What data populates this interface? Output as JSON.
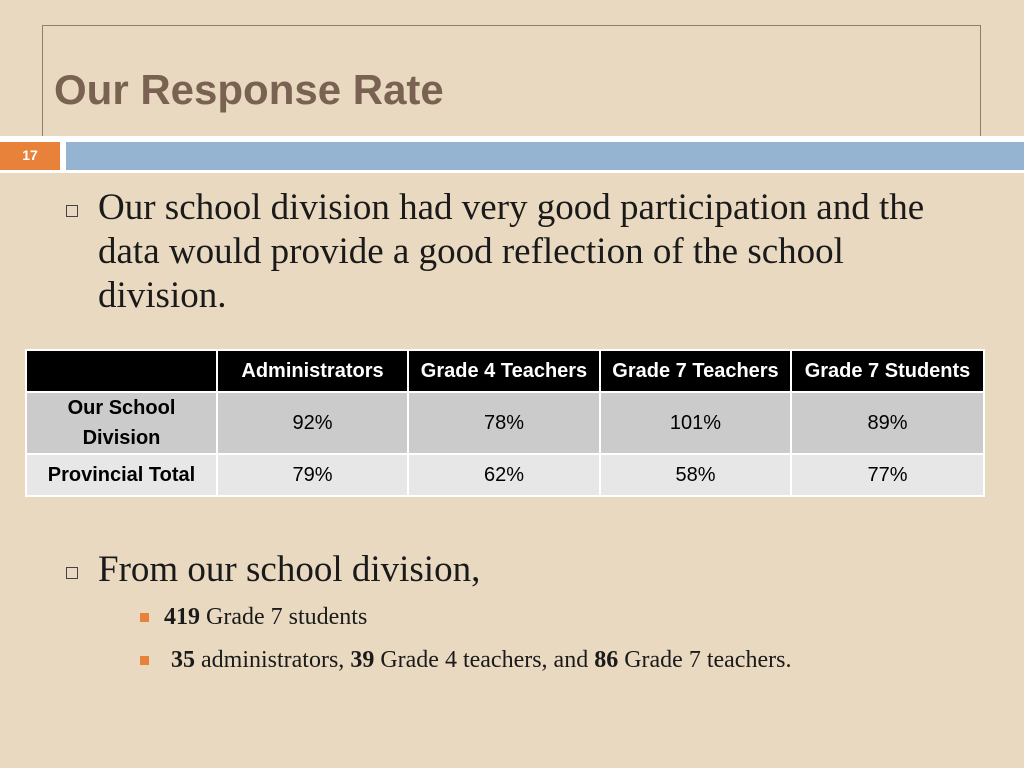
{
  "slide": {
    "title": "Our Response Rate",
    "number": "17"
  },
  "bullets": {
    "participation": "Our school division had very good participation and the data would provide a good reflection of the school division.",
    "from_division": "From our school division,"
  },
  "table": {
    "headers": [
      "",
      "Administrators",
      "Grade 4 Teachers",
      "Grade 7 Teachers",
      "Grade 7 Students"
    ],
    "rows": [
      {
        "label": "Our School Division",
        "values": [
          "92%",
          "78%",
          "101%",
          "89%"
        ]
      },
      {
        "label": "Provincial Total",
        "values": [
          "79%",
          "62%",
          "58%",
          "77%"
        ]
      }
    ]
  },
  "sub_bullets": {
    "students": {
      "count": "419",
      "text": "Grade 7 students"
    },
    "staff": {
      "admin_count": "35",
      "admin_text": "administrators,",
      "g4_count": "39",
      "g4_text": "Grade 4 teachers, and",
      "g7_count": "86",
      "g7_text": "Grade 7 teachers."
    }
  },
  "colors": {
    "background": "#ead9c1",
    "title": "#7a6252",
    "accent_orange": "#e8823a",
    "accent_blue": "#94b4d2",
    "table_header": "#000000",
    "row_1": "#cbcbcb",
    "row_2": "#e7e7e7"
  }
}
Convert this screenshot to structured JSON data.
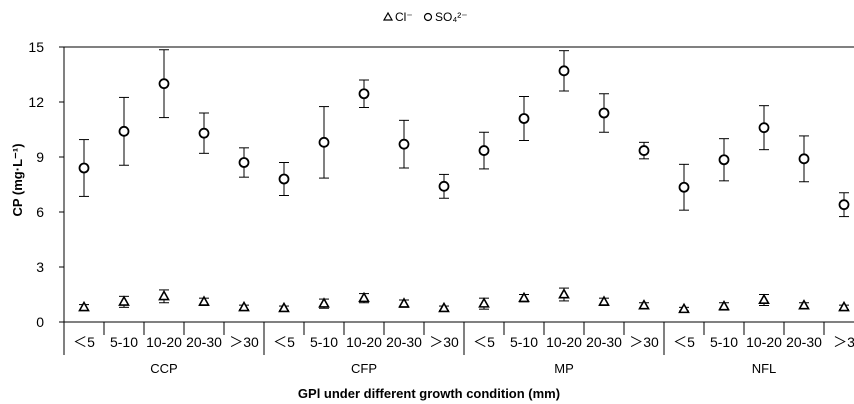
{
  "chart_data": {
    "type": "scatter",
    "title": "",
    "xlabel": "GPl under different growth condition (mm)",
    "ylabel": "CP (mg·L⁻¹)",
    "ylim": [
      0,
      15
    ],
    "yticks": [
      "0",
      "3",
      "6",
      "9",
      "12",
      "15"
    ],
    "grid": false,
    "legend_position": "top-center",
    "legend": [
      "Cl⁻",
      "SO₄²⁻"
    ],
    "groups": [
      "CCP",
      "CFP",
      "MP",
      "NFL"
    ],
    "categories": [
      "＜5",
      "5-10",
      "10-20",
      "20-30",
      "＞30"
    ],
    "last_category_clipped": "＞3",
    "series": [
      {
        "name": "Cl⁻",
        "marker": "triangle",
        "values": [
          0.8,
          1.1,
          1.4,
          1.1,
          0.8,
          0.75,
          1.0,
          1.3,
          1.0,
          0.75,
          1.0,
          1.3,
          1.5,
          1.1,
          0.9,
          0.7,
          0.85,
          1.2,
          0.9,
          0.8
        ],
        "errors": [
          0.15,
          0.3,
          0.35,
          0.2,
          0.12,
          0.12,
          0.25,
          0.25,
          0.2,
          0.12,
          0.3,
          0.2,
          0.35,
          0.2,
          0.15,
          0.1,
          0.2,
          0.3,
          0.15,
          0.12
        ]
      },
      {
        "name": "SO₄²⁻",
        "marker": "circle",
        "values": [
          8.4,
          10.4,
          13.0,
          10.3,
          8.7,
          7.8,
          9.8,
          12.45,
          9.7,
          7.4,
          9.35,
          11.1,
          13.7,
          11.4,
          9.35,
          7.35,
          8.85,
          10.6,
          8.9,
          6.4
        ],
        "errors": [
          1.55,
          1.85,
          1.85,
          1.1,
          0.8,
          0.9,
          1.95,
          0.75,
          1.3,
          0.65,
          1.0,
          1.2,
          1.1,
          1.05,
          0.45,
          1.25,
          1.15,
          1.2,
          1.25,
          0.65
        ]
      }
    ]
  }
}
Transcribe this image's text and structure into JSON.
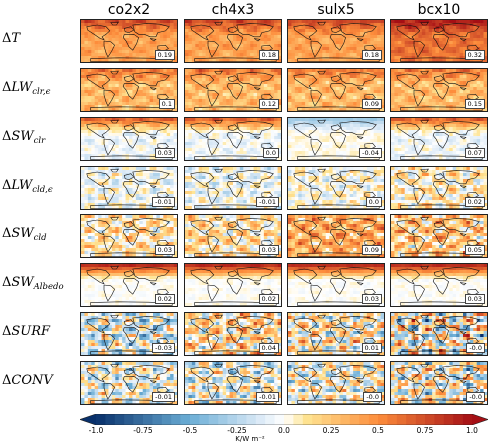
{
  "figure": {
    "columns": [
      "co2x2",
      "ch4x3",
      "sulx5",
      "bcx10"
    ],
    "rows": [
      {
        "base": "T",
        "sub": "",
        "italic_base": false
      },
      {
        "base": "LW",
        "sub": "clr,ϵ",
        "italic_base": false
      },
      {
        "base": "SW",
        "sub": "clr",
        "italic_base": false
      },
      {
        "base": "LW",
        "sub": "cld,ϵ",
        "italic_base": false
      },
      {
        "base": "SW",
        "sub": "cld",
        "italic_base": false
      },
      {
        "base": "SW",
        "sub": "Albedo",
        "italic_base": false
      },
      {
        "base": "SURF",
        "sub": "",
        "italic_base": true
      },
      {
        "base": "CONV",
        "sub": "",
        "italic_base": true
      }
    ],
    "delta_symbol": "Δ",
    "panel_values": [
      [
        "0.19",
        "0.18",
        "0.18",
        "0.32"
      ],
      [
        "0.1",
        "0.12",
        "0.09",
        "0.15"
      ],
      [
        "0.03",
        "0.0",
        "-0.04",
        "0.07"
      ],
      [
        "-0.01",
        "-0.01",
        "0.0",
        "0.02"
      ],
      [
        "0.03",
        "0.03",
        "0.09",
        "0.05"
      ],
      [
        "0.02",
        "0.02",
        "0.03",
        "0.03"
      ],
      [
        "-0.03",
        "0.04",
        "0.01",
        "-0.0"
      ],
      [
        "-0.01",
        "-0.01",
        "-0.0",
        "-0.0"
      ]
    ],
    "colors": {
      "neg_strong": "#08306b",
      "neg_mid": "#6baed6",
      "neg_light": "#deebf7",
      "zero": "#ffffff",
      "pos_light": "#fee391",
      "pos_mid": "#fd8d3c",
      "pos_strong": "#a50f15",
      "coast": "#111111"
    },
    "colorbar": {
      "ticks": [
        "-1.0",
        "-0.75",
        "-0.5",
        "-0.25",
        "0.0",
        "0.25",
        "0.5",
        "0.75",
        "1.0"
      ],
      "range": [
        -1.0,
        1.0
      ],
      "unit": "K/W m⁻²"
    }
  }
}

****

__WHAT IS EXPECTED__. Word for word, quote the lines above. Omit the pictures.

__TASK RESULT__.
What data populates this interface? Output as JSON.
{
  "slide": {
    "title": "Our Response Rate",
    "number": "17"
  },
  "bullets": {
    "participation": "Our school division had very good participation and the data would provide a good reflection of the school division.",
    "from_division": "From our school division,"
  },
  "table": {
    "headers": [
      "",
      "Administrators",
      "Grade 4 Teachers",
      "Grade 7 Teachers",
      "Grade 7 Students"
    ],
    "rows": [
      {
        "label": "Our School Division",
        "values": [
          "92%",
          "78%",
          "101%",
          "89%"
        ]
      },
      {
        "label": "Provincial Total",
        "values": [
          "79%",
          "62%",
          "58%",
          "77%"
        ]
      }
    ]
  },
  "sub_bullets": {
    "students": {
      "count": "419",
      "text": "Grade 7 students"
    },
    "staff": {
      "admin_count": "35",
      "admin_text": "administrators,",
      "g4_count": "39",
      "g4_text": "Grade 4 teachers, and",
      "g7_count": "86",
      "g7_text": "Grade 7 teachers."
    }
  },
  "colors": {
    "background": "#ead9c1",
    "title": "#7a6252",
    "accent_orange": "#e8823a",
    "accent_blue": "#94b4d2",
    "table_header": "#000000",
    "row_1": "#cbcbcb",
    "row_2": "#e7e7e7"
  }
}
Convert this screenshot to structured JSON data.
{
  "chart_data": {
    "type": "scatter",
    "title": "",
    "xlabel": "GPl under different growth condition (mm)",
    "ylabel": "CP (mg·L⁻¹)",
    "ylim": [
      0,
      15
    ],
    "yticks": [
      "0",
      "3",
      "6",
      "9",
      "12",
      "15"
    ],
    "grid": false,
    "legend_position": "top-center",
    "legend": [
      "Cl⁻",
      "SO₄²⁻"
    ],
    "groups": [
      "CCP",
      "CFP",
      "MP",
      "NFL"
    ],
    "categories": [
      "＜5",
      "5-10",
      "10-20",
      "20-30",
      "＞30"
    ],
    "last_category_clipped": "＞3",
    "series": [
      {
        "name": "Cl⁻",
        "marker": "triangle",
        "values": [
          0.8,
          1.1,
          1.4,
          1.1,
          0.8,
          0.75,
          1.0,
          1.3,
          1.0,
          0.75,
          1.0,
          1.3,
          1.5,
          1.1,
          0.9,
          0.7,
          0.85,
          1.2,
          0.9,
          0.8
        ],
        "errors": [
          0.15,
          0.3,
          0.35,
          0.2,
          0.12,
          0.12,
          0.25,
          0.25,
          0.2,
          0.12,
          0.3,
          0.2,
          0.35,
          0.2,
          0.15,
          0.1,
          0.2,
          0.3,
          0.15,
          0.12
        ]
      },
      {
        "name": "SO₄²⁻",
        "marker": "circle",
        "values": [
          8.4,
          10.4,
          13.0,
          10.3,
          8.7,
          7.8,
          9.8,
          12.45,
          9.7,
          7.4,
          9.35,
          11.1,
          13.7,
          11.4,
          9.35,
          7.35,
          8.85,
          10.6,
          8.9,
          6.4
        ],
        "errors": [
          1.55,
          1.85,
          1.85,
          1.1,
          0.8,
          0.9,
          1.95,
          0.75,
          1.3,
          0.65,
          1.0,
          1.2,
          1.1,
          1.05,
          0.45,
          1.25,
          1.15,
          1.2,
          1.25,
          0.65
        ]
      }
    ]
  }
}
Transcribe this image's text and structure into JSON.
{
  "figure": {
    "columns": [
      "co2x2",
      "ch4x3",
      "sulx5",
      "bcx10"
    ],
    "rows": [
      {
        "base": "T",
        "sub": "",
        "italic_base": false
      },
      {
        "base": "LW",
        "sub": "clr,ϵ",
        "italic_base": false
      },
      {
        "base": "SW",
        "sub": "clr",
        "italic_base": false
      },
      {
        "base": "LW",
        "sub": "cld,ϵ",
        "italic_base": false
      },
      {
        "base": "SW",
        "sub": "cld",
        "italic_base": false
      },
      {
        "base": "SW",
        "sub": "Albedo",
        "italic_base": false
      },
      {
        "base": "SURF",
        "sub": "",
        "italic_base": true
      },
      {
        "base": "CONV",
        "sub": "",
        "italic_base": true
      }
    ],
    "delta_symbol": "Δ",
    "panel_values": [
      [
        "0.19",
        "0.18",
        "0.18",
        "0.32"
      ],
      [
        "0.1",
        "0.12",
        "0.09",
        "0.15"
      ],
      [
        "0.03",
        "0.0",
        "-0.04",
        "0.07"
      ],
      [
        "-0.01",
        "-0.01",
        "0.0",
        "0.02"
      ],
      [
        "0.03",
        "0.03",
        "0.09",
        "0.05"
      ],
      [
        "0.02",
        "0.02",
        "0.03",
        "0.03"
      ],
      [
        "-0.03",
        "0.04",
        "0.01",
        "-0.0"
      ],
      [
        "-0.01",
        "-0.01",
        "-0.0",
        "-0.0"
      ]
    ],
    "colors": {
      "neg_strong": "#08306b",
      "neg_mid": "#6baed6",
      "neg_light": "#deebf7",
      "zero": "#ffffff",
      "pos_light": "#fee391",
      "pos_mid": "#fd8d3c",
      "pos_strong": "#a50f15",
      "coast": "#111111"
    },
    "colorbar": {
      "ticks": [
        "-1.0",
        "-0.75",
        "-0.5",
        "-0.25",
        "0.0",
        "0.25",
        "0.5",
        "0.75",
        "1.0"
      ],
      "range": [
        -1.0,
        1.0
      ],
      "unit": "K/W m⁻²"
    }
  }
}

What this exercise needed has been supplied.